The task:
Wherever the word "ffffff" turns up in a line of the entries, copy that line.

Dataset rows about figures:
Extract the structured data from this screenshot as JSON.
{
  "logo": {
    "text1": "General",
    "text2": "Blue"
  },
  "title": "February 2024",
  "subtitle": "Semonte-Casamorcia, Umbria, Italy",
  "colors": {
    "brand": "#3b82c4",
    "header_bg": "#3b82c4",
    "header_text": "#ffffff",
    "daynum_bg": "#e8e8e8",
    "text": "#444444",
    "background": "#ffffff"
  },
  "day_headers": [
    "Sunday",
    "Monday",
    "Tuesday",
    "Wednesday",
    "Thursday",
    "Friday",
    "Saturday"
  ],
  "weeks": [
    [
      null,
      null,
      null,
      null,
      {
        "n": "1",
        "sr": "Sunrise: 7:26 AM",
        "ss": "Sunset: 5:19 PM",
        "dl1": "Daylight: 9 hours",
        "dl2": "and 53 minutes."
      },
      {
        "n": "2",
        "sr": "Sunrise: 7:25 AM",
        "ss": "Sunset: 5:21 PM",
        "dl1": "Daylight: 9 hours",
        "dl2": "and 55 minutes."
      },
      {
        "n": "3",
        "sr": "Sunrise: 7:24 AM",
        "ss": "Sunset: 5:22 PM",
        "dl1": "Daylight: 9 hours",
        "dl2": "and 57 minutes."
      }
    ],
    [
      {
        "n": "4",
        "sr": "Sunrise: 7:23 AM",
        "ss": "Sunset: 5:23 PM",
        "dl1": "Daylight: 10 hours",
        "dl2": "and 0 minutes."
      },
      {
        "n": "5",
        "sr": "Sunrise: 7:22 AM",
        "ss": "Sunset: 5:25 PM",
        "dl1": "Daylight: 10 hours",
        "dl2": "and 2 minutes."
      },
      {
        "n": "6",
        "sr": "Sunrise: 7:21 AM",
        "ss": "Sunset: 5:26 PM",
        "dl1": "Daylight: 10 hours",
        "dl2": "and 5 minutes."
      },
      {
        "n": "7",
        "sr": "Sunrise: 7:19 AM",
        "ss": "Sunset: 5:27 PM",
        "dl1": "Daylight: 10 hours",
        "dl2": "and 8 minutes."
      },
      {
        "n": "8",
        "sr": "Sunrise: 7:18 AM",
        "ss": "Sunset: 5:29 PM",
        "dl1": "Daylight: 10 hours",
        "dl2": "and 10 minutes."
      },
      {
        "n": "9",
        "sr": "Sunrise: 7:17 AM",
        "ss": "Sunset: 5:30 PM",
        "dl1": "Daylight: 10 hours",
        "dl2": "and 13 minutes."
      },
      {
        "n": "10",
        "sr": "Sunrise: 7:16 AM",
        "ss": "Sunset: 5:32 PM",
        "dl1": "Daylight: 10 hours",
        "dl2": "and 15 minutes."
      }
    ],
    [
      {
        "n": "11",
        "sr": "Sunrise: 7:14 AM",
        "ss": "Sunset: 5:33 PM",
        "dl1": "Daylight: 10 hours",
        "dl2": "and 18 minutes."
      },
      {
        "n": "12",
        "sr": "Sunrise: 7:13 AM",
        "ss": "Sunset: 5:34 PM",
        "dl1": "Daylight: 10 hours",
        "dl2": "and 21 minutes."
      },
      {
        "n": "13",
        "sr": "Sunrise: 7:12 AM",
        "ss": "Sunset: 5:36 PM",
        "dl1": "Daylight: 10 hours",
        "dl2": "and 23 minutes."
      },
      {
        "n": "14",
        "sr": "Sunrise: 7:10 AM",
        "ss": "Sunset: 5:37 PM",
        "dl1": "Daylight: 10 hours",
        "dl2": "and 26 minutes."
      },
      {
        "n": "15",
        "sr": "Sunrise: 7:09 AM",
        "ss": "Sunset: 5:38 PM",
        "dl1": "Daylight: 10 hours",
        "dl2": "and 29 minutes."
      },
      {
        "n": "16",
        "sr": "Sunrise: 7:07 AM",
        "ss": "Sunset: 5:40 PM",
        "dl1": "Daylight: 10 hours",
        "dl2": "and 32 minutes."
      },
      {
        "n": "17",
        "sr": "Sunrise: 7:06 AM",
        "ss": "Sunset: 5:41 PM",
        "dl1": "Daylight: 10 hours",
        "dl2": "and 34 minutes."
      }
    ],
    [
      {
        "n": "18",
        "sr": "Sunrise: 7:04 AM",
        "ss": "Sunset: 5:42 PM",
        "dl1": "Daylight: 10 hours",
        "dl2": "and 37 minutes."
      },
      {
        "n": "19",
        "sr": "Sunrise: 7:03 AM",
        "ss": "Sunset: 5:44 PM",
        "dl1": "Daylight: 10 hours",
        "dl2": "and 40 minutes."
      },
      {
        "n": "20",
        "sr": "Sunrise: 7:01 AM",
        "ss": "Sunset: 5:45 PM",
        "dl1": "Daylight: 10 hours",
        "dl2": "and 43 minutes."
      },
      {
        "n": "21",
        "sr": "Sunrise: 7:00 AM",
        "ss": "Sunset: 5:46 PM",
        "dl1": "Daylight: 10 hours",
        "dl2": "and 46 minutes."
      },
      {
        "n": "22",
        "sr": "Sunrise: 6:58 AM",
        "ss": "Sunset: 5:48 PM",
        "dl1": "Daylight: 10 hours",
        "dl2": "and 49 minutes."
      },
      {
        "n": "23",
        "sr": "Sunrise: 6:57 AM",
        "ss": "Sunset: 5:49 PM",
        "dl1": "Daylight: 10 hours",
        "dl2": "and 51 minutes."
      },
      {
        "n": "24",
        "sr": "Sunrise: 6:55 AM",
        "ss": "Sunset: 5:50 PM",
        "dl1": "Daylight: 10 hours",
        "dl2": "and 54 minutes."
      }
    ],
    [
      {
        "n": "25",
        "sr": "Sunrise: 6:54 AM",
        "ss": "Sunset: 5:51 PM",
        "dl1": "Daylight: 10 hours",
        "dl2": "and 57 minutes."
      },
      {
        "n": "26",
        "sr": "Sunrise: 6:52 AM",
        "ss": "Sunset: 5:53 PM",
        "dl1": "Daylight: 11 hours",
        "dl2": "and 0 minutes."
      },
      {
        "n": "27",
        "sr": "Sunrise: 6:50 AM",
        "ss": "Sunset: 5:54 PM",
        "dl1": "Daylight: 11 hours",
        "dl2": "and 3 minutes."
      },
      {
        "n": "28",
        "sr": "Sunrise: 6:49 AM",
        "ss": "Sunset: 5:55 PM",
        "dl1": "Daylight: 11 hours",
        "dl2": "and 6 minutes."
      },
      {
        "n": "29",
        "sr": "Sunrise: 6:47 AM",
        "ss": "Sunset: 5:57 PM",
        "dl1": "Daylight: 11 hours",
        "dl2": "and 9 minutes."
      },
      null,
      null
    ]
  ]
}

Task output:
    "header_text": "#ffffff",
    "background": "#ffffff"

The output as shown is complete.